== Given information
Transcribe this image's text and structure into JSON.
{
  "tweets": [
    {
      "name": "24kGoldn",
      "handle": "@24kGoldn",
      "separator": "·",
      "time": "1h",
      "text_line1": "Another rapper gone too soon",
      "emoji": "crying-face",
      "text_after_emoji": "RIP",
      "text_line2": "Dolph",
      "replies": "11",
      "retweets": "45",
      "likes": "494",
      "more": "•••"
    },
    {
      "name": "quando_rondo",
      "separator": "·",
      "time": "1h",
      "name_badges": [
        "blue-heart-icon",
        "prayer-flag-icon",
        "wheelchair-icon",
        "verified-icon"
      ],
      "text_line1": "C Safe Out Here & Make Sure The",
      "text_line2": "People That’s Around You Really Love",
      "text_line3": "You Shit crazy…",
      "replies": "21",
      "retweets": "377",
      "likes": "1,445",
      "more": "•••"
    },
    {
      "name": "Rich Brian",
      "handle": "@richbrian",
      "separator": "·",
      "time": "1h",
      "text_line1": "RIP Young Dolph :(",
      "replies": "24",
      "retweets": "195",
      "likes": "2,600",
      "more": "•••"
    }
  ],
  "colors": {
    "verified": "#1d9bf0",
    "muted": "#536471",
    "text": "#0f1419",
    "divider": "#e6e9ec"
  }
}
====
• **Requirements**
Write out every entry again, keeping each line exactly the same.

• **Solution for this exercise**
Transcribe this image's text and structure into JSON.
{
  "tweets": [
    {
      "name": "24kGoldn",
      "handle": "@24kGoldn",
      "separator": "·",
      "time": "1h",
      "text_line1": "Another rapper gone too soon",
      "emoji": "crying-face",
      "text_after_emoji": "RIP",
      "text_line2": "Dolph",
      "replies": "11",
      "retweets": "45",
      "likes": "494",
      "more": "•••"
    },
    {
      "name": "quando_rondo",
      "separator": "·",
      "time": "1h",
      "name_badges": [
        "blue-heart-icon",
        "prayer-flag-icon",
        "wheelchair-icon",
        "verified-icon"
      ],
      "text_line1": "C Safe Out Here & Make Sure The",
      "text_line2": "People That’s Around You Really Love",
      "text_line3": "You Shit crazy…",
      "replies": "21",
      "retweets": "377",
      "likes": "1,445",
      "more": "•••"
    },
    {
      "name": "Rich Brian",
      "handle": "@richbrian",
      "separator": "·",
      "time": "1h",
      "text_line1": "RIP Young Dolph :(",
      "replies": "24",
      "retweets": "195",
      "likes": "2,600",
      "more": "•••"
    }
  ],
  "colors": {
    "verified": "#1d9bf0",
    "muted": "#536471",
    "text": "#0f1419",
    "divider": "#e6e9ec"
  }
}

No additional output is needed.